SET PROBLEM → Please give the listing again in its entirety, exactly as written.

EXTRACTED RECORDS →

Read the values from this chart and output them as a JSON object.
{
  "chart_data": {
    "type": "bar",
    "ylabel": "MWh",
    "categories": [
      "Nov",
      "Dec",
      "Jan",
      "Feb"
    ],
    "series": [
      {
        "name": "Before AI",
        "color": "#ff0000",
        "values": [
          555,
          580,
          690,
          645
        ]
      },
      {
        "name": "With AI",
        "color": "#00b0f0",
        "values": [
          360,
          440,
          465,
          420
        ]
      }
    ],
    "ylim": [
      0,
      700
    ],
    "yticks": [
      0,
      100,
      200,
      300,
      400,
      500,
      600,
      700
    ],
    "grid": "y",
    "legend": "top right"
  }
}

EXERCISE OUTPUT →
Read the values from this chart and output them as a JSON object.
{
  "chart_data": {
    "type": "bar",
    "ylabel": "MWh",
    "categories": [
      "Nov",
      "Dec",
      "Jan",
      "Feb"
    ],
    "series": [
      {
        "name": "Before AI",
        "color": "#ff0000",
        "values": [
          555,
          580,
          690,
          645
        ]
      },
      {
        "name": "With AI",
        "color": "#00b0f0",
        "values": [
          360,
          440,
          465,
          420
        ]
      }
    ],
    "ylim": [
      0,
      700
    ],
    "yticks": [
      0,
      100,
      200,
      300,
      400,
      500,
      600,
      700
    ],
    "grid": "y",
    "legend": "top right"
  }
}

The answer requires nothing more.